Stored data entries:
** start **
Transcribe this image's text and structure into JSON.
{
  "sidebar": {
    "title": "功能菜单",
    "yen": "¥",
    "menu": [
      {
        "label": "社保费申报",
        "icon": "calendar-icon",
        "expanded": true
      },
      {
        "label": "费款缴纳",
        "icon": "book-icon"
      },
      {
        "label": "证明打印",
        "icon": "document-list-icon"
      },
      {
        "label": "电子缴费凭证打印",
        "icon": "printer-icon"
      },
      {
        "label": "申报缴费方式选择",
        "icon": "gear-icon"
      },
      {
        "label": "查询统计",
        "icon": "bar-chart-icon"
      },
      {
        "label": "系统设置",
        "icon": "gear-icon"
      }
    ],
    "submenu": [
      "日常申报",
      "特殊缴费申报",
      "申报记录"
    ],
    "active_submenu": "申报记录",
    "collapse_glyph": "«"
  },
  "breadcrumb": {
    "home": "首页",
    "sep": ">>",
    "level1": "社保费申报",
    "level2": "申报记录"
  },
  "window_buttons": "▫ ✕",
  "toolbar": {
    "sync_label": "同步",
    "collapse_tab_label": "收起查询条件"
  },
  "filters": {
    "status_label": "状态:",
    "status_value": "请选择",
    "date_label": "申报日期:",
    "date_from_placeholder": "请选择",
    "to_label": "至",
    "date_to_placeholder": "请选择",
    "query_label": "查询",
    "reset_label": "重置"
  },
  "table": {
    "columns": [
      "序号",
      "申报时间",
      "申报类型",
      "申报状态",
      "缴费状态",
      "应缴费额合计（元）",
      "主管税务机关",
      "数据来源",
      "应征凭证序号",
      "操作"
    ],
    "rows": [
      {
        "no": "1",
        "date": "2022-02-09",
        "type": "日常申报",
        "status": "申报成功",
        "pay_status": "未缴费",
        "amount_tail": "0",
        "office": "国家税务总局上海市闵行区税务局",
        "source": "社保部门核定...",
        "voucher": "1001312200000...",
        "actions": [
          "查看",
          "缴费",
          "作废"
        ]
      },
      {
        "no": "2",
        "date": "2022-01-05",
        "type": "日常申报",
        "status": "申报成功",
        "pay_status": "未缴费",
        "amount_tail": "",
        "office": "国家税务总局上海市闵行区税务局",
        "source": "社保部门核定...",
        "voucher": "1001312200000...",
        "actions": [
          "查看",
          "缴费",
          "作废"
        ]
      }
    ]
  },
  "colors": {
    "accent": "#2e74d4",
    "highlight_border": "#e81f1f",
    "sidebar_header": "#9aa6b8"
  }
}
** end **
* _Goal_:
Repeat the listing above without any change.

* _Output for this task_:
Transcribe this image's text and structure into JSON.
{
  "sidebar": {
    "title": "功能菜单",
    "yen": "¥",
    "menu": [
      {
        "label": "社保费申报",
        "icon": "calendar-icon",
        "expanded": true
      },
      {
        "label": "费款缴纳",
        "icon": "book-icon"
      },
      {
        "label": "证明打印",
        "icon": "document-list-icon"
      },
      {
        "label": "电子缴费凭证打印",
        "icon": "printer-icon"
      },
      {
        "label": "申报缴费方式选择",
        "icon": "gear-icon"
      },
      {
        "label": "查询统计",
        "icon": "bar-chart-icon"
      },
      {
        "label": "系统设置",
        "icon": "gear-icon"
      }
    ],
    "submenu": [
      "日常申报",
      "特殊缴费申报",
      "申报记录"
    ],
    "active_submenu": "申报记录",
    "collapse_glyph": "«"
  },
  "breadcrumb": {
    "home": "首页",
    "sep": ">>",
    "level1": "社保费申报",
    "level2": "申报记录"
  },
  "window_buttons": "▫ ✕",
  "toolbar": {
    "sync_label": "同步",
    "collapse_tab_label": "收起查询条件"
  },
  "filters": {
    "status_label": "状态:",
    "status_value": "请选择",
    "date_label": "申报日期:",
    "date_from_placeholder": "请选择",
    "to_label": "至",
    "date_to_placeholder": "请选择",
    "query_label": "查询",
    "reset_label": "重置"
  },
  "table": {
    "columns": [
      "序号",
      "申报时间",
      "申报类型",
      "申报状态",
      "缴费状态",
      "应缴费额合计（元）",
      "主管税务机关",
      "数据来源",
      "应征凭证序号",
      "操作"
    ],
    "rows": [
      {
        "no": "1",
        "date": "2022-02-09",
        "type": "日常申报",
        "status": "申报成功",
        "pay_status": "未缴费",
        "amount_tail": "0",
        "office": "国家税务总局上海市闵行区税务局",
        "source": "社保部门核定...",
        "voucher": "1001312200000...",
        "actions": [
          "查看",
          "缴费",
          "作废"
        ]
      },
      {
        "no": "2",
        "date": "2022-01-05",
        "type": "日常申报",
        "status": "申报成功",
        "pay_status": "未缴费",
        "amount_tail": "",
        "office": "国家税务总局上海市闵行区税务局",
        "source": "社保部门核定...",
        "voucher": "1001312200000...",
        "actions": [
          "查看",
          "缴费",
          "作废"
        ]
      }
    ]
  },
  "colors": {
    "accent": "#2e74d4",
    "highlight_border": "#e81f1f",
    "sidebar_header": "#9aa6b8"
  }
}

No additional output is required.